-------- THE DATA --------

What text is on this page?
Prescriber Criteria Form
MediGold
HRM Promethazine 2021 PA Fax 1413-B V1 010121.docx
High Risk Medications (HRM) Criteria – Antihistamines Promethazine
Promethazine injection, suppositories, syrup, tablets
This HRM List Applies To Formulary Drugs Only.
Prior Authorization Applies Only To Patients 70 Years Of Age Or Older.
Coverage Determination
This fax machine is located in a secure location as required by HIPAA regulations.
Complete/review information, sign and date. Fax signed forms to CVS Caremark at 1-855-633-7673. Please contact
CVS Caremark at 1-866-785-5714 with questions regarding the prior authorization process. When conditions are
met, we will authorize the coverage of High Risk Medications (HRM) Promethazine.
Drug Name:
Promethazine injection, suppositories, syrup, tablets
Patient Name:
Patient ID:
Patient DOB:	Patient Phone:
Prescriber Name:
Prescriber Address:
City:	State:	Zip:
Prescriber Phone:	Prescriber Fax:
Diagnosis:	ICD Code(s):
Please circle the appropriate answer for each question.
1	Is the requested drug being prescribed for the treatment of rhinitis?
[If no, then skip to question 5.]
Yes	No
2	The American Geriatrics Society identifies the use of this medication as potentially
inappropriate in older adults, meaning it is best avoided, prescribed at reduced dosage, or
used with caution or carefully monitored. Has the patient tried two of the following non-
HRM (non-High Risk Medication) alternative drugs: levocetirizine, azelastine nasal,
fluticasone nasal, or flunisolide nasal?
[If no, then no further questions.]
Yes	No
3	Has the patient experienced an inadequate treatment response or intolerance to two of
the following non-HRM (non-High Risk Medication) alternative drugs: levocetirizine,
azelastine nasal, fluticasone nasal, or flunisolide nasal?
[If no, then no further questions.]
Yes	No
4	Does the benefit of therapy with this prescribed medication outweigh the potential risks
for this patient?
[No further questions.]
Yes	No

--------

EXERCISE DIRECTIONS
If a line in the records above has the word "Name", copy it.

RESULT
Drug Name:
Patient Name:
Prescriber Name:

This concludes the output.